> TASK BRIEF: Word for word, transcribe the lines below and drop the pictures.

> RECORD LIST:
========================================================================

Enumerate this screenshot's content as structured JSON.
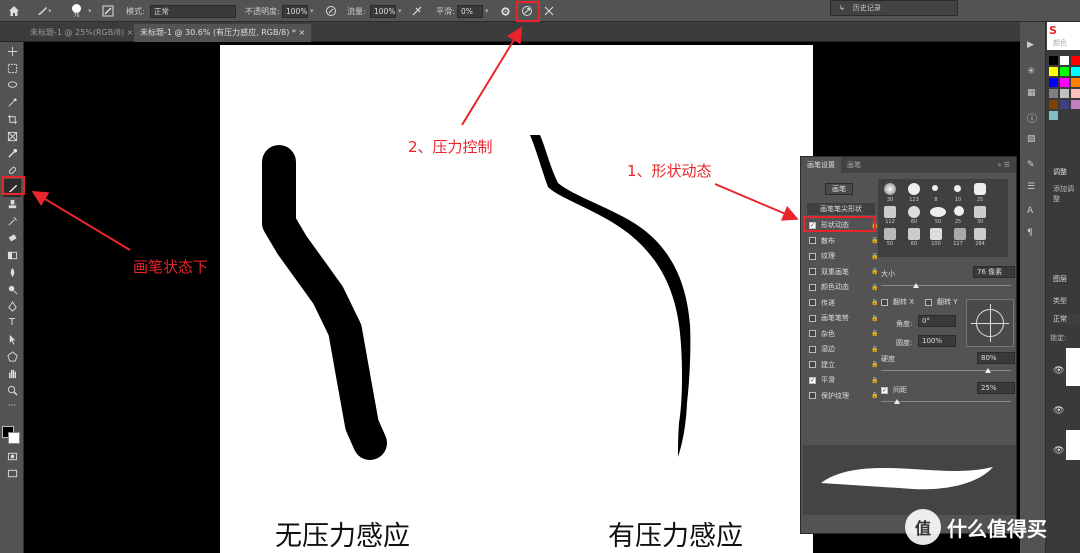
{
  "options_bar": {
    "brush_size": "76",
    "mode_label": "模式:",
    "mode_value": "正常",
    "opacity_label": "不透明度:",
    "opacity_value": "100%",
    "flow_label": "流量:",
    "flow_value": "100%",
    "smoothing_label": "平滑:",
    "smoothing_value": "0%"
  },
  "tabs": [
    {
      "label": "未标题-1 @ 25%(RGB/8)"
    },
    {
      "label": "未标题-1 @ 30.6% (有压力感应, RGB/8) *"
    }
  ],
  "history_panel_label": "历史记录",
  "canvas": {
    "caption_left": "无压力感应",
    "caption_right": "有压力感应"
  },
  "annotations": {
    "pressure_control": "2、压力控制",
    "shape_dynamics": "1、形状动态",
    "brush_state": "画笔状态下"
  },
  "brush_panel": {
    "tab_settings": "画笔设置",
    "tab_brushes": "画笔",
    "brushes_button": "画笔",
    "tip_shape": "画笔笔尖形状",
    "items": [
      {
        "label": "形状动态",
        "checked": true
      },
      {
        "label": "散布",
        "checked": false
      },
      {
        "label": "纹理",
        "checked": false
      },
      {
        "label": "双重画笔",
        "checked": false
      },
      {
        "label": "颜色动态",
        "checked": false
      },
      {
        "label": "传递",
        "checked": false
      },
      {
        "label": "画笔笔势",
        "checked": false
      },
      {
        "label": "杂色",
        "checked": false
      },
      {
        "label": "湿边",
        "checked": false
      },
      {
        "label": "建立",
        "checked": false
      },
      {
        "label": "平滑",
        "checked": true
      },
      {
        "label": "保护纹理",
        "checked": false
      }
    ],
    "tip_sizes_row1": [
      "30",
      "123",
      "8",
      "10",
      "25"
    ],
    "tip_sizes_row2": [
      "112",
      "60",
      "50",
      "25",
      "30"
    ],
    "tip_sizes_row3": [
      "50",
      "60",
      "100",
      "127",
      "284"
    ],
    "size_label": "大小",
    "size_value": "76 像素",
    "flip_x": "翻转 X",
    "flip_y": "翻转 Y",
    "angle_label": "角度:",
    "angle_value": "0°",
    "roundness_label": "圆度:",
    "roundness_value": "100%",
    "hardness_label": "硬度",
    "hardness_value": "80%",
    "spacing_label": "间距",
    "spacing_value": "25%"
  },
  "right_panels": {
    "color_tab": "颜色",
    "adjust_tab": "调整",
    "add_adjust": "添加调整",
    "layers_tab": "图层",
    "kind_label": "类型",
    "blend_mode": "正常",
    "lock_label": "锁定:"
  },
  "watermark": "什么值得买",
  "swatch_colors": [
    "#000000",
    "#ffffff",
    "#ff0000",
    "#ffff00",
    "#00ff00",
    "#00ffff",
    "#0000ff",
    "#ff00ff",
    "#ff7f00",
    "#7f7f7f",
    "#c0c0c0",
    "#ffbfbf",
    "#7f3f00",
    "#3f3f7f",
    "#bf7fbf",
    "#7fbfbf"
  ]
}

========================================================================

> EXERCISE RESULT:
Enumerate this screenshot's content as structured JSON.
{
  "options_bar": {
    "brush_size": "76",
    "mode_label": "模式:",
    "mode_value": "正常",
    "opacity_label": "不透明度:",
    "opacity_value": "100%",
    "flow_label": "流量:",
    "flow_value": "100%",
    "smoothing_label": "平滑:",
    "smoothing_value": "0%"
  },
  "tabs": [
    {
      "label": "未标题-1 @ 25%(RGB/8)"
    },
    {
      "label": "未标题-1 @ 30.6% (有压力感应, RGB/8) *"
    }
  ],
  "history_panel_label": "历史记录",
  "canvas": {
    "caption_left": "无压力感应",
    "caption_right": "有压力感应"
  },
  "annotations": {
    "pressure_control": "2、压力控制",
    "shape_dynamics": "1、形状动态",
    "brush_state": "画笔状态下"
  },
  "brush_panel": {
    "tab_settings": "画笔设置",
    "tab_brushes": "画笔",
    "brushes_button": "画笔",
    "tip_shape": "画笔笔尖形状",
    "items": [
      {
        "label": "形状动态",
        "checked": true
      },
      {
        "label": "散布",
        "checked": false
      },
      {
        "label": "纹理",
        "checked": false
      },
      {
        "label": "双重画笔",
        "checked": false
      },
      {
        "label": "颜色动态",
        "checked": false
      },
      {
        "label": "传递",
        "checked": false
      },
      {
        "label": "画笔笔势",
        "checked": false
      },
      {
        "label": "杂色",
        "checked": false
      },
      {
        "label": "湿边",
        "checked": false
      },
      {
        "label": "建立",
        "checked": false
      },
      {
        "label": "平滑",
        "checked": true
      },
      {
        "label": "保护纹理",
        "checked": false
      }
    ],
    "tip_sizes_row1": [
      "30",
      "123",
      "8",
      "10",
      "25"
    ],
    "tip_sizes_row2": [
      "112",
      "60",
      "50",
      "25",
      "30"
    ],
    "tip_sizes_row3": [
      "50",
      "60",
      "100",
      "127",
      "284"
    ],
    "size_label": "大小",
    "size_value": "76 像素",
    "flip_x": "翻转 X",
    "flip_y": "翻转 Y",
    "angle_label": "角度:",
    "angle_value": "0°",
    "roundness_label": "圆度:",
    "roundness_value": "100%",
    "hardness_label": "硬度",
    "hardness_value": "80%",
    "spacing_label": "间距",
    "spacing_value": "25%"
  },
  "right_panels": {
    "color_tab": "颜色",
    "adjust_tab": "调整",
    "add_adjust": "添加调整",
    "layers_tab": "图层",
    "kind_label": "类型",
    "blend_mode": "正常",
    "lock_label": "锁定:"
  },
  "watermark": "什么值得买",
  "swatch_colors": [
    "#000000",
    "#ffffff",
    "#ff0000",
    "#ffff00",
    "#00ff00",
    "#00ffff",
    "#0000ff",
    "#ff00ff",
    "#ff7f00",
    "#7f7f7f",
    "#c0c0c0",
    "#ffbfbf",
    "#7f3f00",
    "#3f3f7f",
    "#bf7fbf",
    "#7fbfbf"
  ]
}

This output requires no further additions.